## WHAT THE TASK ASKS
Pull every line holding the string "candidato" from the records below.

## MATERIAL SHOWN
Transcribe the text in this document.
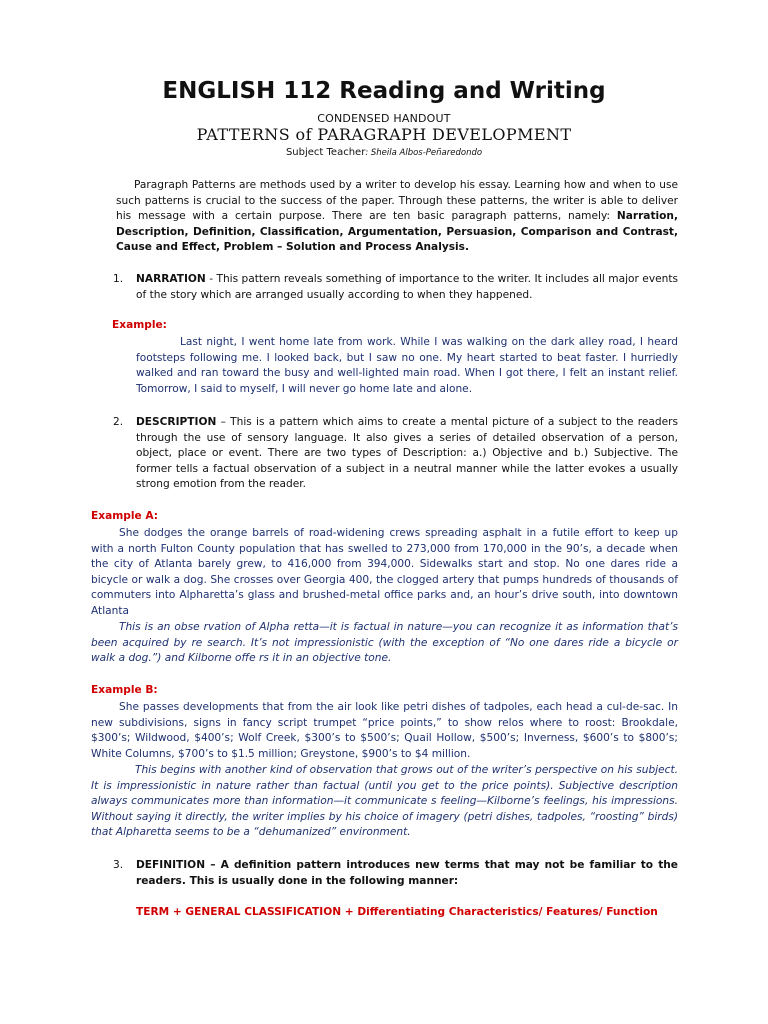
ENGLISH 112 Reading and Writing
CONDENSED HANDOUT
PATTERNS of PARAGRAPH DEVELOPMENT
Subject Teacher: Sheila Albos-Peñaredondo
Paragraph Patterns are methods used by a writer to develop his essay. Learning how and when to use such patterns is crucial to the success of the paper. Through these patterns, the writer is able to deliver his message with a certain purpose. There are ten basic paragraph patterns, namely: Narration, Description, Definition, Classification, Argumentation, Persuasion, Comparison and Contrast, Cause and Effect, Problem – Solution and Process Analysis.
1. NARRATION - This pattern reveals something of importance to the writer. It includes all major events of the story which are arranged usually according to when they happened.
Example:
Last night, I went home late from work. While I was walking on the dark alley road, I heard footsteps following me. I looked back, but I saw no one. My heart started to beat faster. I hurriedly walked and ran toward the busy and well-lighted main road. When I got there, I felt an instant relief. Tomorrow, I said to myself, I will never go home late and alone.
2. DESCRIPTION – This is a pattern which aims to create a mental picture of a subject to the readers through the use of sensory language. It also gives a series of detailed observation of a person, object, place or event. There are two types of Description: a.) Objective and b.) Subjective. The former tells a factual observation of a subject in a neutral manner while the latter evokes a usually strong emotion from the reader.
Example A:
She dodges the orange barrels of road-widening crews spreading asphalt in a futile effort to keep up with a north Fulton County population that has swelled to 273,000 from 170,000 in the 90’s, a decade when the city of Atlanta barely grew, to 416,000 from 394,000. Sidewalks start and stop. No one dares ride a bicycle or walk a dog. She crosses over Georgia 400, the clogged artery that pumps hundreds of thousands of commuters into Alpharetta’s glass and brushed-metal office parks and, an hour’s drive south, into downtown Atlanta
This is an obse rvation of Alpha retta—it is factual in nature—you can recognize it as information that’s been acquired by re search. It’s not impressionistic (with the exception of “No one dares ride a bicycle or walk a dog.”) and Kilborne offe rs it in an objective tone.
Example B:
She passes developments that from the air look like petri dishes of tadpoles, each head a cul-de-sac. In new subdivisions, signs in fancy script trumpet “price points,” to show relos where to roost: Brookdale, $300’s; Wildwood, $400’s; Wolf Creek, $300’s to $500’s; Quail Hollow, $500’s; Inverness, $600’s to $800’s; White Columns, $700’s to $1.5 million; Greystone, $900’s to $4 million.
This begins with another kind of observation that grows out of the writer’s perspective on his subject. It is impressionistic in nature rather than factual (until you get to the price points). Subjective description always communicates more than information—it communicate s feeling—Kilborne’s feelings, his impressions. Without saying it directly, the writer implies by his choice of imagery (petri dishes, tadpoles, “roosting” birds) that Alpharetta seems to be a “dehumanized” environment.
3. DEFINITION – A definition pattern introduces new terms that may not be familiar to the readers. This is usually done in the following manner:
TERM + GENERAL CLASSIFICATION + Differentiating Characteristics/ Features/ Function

==

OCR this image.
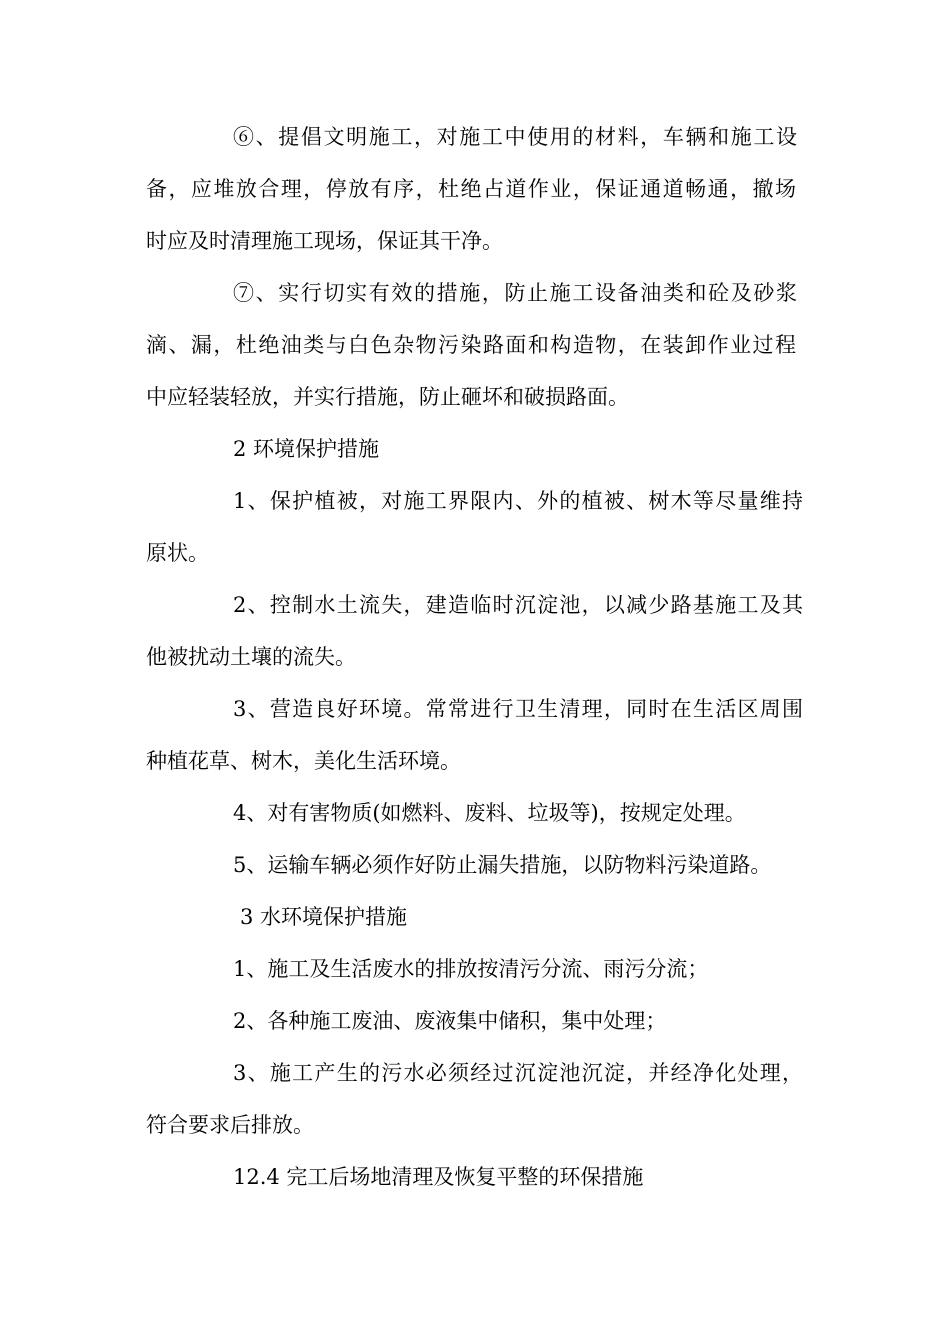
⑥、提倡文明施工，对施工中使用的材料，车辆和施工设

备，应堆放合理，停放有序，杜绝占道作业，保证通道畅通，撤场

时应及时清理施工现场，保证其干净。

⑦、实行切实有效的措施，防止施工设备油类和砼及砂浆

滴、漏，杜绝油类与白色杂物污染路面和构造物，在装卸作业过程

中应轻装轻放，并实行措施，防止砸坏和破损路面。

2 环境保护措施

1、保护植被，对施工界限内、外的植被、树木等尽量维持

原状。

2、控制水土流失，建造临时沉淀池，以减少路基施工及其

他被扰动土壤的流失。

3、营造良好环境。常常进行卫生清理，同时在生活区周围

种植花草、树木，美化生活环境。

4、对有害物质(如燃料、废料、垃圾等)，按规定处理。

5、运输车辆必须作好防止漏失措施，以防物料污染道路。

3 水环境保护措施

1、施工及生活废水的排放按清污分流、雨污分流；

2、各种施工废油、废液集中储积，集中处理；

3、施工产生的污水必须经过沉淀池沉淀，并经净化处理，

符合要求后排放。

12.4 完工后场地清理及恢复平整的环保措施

==

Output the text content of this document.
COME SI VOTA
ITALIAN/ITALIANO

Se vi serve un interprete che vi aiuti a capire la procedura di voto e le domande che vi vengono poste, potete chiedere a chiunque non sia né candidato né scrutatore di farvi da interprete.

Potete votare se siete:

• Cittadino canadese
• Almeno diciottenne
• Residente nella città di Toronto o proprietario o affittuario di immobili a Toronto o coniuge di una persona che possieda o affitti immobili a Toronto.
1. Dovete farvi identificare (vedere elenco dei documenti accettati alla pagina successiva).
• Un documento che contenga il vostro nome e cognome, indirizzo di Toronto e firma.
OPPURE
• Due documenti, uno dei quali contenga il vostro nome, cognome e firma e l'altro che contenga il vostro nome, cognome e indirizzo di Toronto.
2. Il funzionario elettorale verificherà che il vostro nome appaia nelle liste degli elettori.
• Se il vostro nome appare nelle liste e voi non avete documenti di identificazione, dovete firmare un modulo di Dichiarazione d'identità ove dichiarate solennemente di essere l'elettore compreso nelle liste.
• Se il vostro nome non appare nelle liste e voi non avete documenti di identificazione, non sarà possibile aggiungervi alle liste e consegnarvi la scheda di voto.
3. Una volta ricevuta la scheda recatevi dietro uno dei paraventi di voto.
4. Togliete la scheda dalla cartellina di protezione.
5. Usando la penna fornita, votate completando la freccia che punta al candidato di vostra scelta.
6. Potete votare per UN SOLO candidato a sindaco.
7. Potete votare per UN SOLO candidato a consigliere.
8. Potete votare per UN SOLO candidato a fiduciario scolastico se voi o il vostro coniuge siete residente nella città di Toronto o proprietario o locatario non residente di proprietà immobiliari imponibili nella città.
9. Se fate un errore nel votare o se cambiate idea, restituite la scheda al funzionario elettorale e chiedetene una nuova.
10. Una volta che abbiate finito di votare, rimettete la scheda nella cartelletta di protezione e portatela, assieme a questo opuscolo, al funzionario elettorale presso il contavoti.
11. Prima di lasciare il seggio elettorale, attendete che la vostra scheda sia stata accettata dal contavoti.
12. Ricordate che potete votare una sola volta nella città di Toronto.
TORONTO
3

## SOLUTION TO THE PROBLEM
Se vi serve un interprete che vi aiuti a capire la procedura di voto e le domande che vi vengono poste, potete chiedere a chiunque non sia né candidato né scrutatore di farvi da interprete.
5. Usando la penna fornita, votate completando la freccia che punta al candidato di vostra scelta.
6. Potete votare per UN SOLO candidato a sindaco.
7. Potete votare per UN SOLO candidato a consigliere.
8. Potete votare per UN SOLO candidato a fiduciario scolastico se voi o il vostro coniuge siete residente nella città di Toronto o proprietario o locatario non residente di proprietà immobiliari imponibili nella città.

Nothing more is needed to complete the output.